Directions for this task - From the entries below, copy every line holding the word "Last".

Task material -
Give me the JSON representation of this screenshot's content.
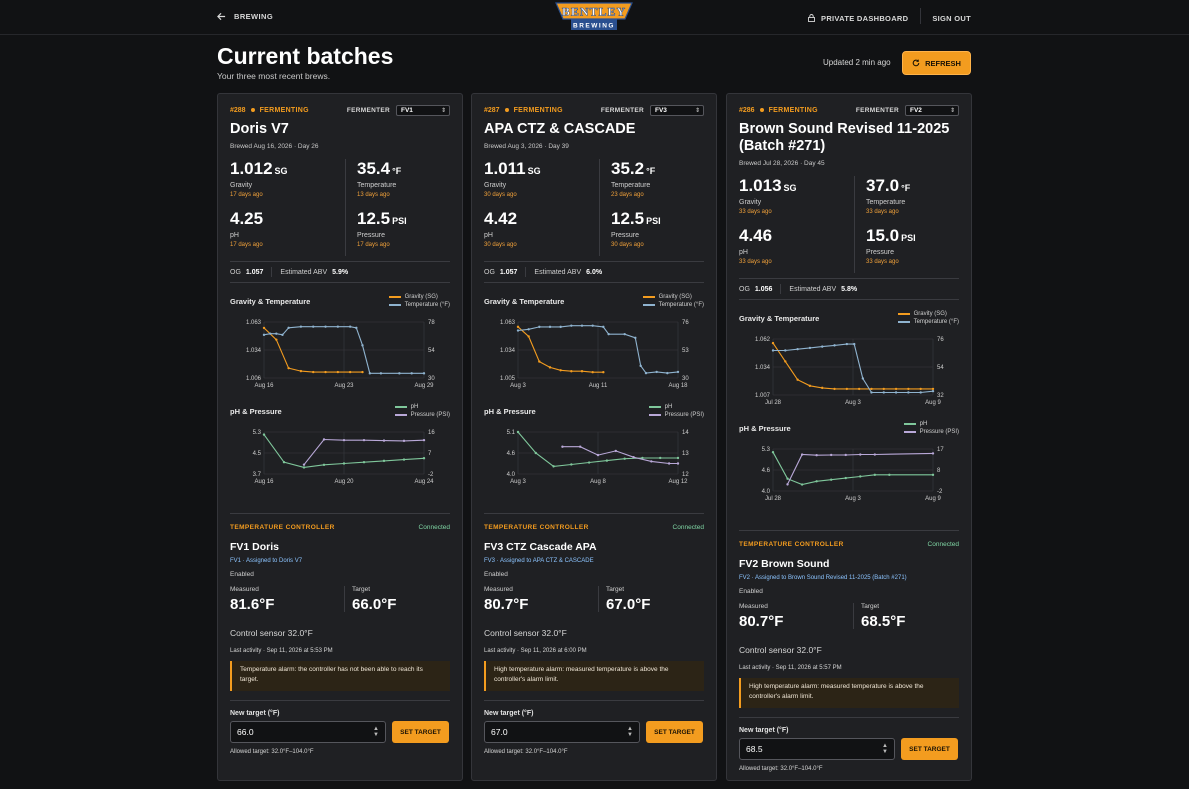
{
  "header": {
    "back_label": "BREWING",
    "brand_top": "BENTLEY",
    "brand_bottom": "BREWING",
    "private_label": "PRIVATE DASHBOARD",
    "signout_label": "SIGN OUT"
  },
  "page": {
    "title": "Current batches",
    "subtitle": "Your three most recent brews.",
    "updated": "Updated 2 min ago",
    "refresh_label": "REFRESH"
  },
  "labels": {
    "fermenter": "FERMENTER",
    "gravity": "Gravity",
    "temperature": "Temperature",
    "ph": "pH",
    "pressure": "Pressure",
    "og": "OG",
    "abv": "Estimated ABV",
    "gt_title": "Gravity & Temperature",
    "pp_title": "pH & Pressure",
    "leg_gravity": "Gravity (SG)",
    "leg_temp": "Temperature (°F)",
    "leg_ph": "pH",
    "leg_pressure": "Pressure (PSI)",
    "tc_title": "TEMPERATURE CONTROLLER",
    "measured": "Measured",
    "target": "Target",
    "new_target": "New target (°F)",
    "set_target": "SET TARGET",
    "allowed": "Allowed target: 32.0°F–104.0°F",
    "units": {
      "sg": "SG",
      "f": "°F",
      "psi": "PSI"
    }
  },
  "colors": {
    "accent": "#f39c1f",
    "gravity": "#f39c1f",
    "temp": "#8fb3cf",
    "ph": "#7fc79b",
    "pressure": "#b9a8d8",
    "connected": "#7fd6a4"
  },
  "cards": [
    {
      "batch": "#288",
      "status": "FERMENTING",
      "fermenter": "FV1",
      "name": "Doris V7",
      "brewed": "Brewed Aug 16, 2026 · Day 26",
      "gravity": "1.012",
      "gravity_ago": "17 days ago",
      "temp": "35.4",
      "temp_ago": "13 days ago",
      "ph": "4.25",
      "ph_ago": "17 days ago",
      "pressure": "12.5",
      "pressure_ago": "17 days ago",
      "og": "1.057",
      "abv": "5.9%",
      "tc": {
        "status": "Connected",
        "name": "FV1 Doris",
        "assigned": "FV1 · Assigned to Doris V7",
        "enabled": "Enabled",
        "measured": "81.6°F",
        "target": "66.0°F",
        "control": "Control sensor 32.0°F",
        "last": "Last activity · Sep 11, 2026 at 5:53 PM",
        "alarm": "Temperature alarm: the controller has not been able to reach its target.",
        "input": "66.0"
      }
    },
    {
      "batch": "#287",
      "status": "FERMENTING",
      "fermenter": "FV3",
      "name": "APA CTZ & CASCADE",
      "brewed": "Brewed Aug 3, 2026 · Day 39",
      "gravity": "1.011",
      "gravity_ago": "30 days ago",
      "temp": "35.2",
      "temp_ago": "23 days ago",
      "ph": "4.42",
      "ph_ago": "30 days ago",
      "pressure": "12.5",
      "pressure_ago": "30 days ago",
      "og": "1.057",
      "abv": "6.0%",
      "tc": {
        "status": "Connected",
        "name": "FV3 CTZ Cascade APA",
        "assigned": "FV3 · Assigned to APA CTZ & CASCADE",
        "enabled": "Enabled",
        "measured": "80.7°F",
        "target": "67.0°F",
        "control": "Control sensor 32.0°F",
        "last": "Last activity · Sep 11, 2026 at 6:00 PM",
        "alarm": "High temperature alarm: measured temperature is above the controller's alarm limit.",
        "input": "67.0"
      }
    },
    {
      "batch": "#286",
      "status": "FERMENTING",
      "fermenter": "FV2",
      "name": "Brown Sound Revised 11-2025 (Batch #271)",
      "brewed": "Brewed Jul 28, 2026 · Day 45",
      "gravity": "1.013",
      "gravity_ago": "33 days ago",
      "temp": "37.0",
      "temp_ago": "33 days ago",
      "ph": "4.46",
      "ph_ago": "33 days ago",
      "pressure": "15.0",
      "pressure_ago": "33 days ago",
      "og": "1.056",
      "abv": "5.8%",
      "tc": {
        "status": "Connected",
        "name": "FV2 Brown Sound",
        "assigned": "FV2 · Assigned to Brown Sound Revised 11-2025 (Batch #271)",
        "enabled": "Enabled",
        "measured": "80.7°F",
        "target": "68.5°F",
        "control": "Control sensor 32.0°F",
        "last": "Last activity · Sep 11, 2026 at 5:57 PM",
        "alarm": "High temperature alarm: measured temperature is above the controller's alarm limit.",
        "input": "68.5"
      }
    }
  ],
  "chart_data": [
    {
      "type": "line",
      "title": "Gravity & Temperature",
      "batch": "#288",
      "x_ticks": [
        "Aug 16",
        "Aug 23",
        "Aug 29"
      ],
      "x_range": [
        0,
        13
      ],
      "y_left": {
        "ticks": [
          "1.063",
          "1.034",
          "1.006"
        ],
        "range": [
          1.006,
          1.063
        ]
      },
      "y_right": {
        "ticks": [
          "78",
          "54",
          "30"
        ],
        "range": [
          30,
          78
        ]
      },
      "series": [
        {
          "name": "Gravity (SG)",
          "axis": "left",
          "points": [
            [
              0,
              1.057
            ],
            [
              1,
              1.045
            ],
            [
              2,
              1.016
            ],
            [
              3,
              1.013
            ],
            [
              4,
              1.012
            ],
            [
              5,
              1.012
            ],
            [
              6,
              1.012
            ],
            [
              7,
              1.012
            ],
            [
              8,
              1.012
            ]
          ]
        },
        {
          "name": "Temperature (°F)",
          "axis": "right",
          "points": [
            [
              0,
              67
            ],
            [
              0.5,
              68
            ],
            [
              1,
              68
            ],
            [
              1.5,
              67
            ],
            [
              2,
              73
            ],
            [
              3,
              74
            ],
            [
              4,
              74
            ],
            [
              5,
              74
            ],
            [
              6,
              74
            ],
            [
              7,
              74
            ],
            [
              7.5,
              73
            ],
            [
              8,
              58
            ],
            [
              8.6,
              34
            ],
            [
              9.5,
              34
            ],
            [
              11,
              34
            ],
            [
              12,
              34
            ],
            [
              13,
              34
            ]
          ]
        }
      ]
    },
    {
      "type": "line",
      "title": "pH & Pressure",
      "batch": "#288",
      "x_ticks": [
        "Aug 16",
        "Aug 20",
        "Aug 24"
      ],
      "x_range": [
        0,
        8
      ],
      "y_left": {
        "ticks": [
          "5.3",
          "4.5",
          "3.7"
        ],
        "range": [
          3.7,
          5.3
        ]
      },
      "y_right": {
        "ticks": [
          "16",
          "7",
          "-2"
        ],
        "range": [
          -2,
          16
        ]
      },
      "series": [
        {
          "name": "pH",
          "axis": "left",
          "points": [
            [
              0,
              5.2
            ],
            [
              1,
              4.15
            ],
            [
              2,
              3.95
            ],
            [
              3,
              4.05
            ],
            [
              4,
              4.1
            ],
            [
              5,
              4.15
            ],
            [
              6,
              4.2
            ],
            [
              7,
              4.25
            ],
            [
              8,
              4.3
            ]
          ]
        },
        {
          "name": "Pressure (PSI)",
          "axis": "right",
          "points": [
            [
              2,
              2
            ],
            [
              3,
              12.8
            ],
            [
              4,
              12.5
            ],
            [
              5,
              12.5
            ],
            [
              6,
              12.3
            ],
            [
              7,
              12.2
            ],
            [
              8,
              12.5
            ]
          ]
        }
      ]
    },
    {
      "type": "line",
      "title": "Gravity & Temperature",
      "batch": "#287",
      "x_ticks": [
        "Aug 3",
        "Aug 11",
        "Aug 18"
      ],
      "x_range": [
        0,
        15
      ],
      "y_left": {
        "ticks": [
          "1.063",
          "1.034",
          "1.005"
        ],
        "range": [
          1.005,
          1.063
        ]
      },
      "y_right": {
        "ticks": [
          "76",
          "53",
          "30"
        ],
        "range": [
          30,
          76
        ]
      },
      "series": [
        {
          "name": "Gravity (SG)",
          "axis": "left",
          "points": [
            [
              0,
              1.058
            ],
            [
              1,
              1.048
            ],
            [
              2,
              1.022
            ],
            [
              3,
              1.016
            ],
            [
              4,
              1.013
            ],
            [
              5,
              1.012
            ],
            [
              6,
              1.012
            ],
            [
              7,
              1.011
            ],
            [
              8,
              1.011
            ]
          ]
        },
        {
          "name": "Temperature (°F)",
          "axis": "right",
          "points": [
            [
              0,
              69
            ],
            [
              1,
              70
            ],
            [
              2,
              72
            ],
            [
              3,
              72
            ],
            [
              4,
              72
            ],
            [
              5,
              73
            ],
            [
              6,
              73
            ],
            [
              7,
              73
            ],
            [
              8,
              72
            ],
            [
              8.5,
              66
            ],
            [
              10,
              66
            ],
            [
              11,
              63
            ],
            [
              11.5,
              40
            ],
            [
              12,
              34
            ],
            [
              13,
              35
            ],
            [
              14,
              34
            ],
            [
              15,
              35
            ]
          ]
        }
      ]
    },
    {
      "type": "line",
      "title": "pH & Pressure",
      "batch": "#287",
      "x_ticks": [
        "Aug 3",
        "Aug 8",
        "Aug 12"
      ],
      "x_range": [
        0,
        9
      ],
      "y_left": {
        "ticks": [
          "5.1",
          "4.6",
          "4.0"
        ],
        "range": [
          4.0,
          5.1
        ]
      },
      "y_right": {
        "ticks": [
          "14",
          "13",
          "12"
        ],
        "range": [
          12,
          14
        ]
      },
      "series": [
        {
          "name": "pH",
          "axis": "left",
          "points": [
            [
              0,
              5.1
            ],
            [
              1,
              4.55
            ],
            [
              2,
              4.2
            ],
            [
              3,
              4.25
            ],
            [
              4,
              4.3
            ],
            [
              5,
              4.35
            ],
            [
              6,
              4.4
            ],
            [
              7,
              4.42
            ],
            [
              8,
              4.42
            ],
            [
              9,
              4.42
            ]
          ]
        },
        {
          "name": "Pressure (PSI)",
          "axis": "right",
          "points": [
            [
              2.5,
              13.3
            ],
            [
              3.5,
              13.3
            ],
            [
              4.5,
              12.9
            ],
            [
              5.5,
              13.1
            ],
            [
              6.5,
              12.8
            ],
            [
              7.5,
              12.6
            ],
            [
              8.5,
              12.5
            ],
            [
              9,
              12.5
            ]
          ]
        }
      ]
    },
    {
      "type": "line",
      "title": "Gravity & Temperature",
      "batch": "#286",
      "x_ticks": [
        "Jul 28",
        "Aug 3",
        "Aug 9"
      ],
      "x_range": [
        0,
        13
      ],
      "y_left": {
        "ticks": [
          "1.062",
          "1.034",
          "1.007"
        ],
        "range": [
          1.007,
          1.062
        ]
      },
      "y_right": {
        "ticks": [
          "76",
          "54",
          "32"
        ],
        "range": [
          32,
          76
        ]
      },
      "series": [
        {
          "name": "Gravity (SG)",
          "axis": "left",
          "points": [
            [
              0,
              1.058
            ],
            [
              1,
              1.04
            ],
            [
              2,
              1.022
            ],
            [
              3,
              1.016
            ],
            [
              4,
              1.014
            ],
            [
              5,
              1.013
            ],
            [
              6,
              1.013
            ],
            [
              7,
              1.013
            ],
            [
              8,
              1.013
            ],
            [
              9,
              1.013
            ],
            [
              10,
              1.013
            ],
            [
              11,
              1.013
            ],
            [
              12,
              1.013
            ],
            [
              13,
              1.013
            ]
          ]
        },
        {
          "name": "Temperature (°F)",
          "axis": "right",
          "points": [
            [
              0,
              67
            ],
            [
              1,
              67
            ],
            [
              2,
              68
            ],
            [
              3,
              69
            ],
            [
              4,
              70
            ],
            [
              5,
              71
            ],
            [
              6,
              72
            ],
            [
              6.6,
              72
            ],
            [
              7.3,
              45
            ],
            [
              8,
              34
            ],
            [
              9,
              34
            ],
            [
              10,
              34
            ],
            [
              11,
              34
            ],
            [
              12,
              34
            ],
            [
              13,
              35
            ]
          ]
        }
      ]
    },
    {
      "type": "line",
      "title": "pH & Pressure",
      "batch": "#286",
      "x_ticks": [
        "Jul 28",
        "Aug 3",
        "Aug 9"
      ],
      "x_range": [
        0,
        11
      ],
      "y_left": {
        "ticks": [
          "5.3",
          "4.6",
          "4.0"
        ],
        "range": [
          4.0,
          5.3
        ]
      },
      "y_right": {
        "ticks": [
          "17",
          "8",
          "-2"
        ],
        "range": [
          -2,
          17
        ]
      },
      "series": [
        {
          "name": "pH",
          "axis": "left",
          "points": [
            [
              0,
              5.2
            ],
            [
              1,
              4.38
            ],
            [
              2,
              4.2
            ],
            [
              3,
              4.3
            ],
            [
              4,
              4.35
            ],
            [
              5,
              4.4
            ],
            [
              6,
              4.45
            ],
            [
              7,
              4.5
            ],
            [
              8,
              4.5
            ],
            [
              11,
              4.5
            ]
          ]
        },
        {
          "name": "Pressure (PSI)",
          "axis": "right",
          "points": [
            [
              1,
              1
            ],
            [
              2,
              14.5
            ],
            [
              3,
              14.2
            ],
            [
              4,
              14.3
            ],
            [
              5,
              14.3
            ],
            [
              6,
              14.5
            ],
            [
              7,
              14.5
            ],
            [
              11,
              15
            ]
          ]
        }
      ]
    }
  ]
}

Solution for this exercise -
        "last": "Last activity · Sep 11, 2026 at 5:53 PM",
        "last": "Last activity · Sep 11, 2026 at 6:00 PM",
        "last": "Last activity · Sep 11, 2026 at 5:57 PM",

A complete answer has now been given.